## WHAT TO PRODUCE:
You are to retype all of the data exactly as it appears.

>>>>>

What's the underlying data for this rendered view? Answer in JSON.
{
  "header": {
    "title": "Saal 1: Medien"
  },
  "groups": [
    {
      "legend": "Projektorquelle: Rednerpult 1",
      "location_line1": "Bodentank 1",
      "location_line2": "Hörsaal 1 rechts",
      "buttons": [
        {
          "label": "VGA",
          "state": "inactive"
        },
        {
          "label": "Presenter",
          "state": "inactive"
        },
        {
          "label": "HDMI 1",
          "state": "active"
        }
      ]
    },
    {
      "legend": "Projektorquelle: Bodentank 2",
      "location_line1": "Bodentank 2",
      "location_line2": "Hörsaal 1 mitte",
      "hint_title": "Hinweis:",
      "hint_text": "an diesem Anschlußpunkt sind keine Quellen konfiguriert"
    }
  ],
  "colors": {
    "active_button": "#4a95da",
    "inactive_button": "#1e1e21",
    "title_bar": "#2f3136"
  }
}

<<<<<

## WRITTEN RESPONSE:
What's the underlying data for this rendered view? Answer in JSON.
{
  "header": {
    "title": "Saal 1: Medien"
  },
  "groups": [
    {
      "legend": "Projektorquelle: Rednerpult 1",
      "location_line1": "Bodentank 1",
      "location_line2": "Hörsaal 1 rechts",
      "buttons": [
        {
          "label": "VGA",
          "state": "inactive"
        },
        {
          "label": "Presenter",
          "state": "inactive"
        },
        {
          "label": "HDMI 1",
          "state": "active"
        }
      ]
    },
    {
      "legend": "Projektorquelle: Bodentank 2",
      "location_line1": "Bodentank 2",
      "location_line2": "Hörsaal 1 mitte",
      "hint_title": "Hinweis:",
      "hint_text": "an diesem Anschlußpunkt sind keine Quellen konfiguriert"
    }
  ],
  "colors": {
    "active_button": "#4a95da",
    "inactive_button": "#1e1e21",
    "title_bar": "#2f3136"
  }
}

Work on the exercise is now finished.